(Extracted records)
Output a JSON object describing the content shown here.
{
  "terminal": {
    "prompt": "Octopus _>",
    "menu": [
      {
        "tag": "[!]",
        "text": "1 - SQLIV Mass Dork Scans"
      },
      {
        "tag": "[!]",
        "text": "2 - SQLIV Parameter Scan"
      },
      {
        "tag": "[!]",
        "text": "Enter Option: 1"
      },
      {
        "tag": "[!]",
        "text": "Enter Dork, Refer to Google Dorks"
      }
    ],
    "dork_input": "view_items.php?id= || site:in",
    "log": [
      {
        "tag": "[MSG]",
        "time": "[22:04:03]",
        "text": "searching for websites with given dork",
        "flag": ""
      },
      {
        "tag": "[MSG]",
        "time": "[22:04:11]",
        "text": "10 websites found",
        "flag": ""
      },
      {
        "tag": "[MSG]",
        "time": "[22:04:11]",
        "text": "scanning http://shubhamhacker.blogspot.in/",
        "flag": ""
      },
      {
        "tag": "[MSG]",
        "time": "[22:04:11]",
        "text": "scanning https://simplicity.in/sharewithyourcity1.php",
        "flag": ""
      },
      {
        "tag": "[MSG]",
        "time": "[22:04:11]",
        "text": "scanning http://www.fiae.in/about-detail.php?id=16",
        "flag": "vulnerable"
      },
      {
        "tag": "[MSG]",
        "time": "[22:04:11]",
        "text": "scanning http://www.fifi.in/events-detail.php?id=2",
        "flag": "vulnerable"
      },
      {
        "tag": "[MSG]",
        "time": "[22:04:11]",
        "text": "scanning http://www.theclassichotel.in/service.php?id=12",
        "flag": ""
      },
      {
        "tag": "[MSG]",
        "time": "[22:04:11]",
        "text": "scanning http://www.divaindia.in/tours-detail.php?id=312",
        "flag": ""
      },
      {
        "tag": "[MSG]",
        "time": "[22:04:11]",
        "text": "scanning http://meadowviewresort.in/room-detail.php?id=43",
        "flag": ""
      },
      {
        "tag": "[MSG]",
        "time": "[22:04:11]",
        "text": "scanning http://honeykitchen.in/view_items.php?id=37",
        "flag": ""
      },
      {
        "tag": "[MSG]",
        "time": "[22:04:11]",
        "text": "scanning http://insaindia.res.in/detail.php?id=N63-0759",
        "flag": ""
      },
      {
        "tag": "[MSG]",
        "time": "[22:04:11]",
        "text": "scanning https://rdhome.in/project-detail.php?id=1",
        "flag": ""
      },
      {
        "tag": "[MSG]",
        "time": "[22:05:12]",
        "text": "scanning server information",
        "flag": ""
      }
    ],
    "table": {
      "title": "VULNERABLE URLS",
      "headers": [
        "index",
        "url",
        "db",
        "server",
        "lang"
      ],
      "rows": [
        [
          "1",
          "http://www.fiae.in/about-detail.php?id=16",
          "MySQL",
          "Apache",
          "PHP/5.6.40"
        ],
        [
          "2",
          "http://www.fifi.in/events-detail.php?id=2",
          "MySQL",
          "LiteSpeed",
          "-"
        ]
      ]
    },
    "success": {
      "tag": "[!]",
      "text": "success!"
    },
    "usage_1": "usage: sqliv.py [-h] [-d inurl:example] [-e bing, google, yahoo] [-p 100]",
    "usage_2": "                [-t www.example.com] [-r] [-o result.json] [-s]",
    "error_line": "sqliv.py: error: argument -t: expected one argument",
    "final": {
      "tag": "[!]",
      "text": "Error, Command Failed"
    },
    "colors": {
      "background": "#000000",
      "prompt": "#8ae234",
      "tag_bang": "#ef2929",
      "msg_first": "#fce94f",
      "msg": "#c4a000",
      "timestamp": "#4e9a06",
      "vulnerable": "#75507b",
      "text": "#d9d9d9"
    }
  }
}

▶ THE PROBLEM
In the listing above, find each line with the word "Enter" and copy it.

▶ THE RESULT
        "text": "Enter Option: 1"
        "text": "Enter Dork, Refer to Google Dorks"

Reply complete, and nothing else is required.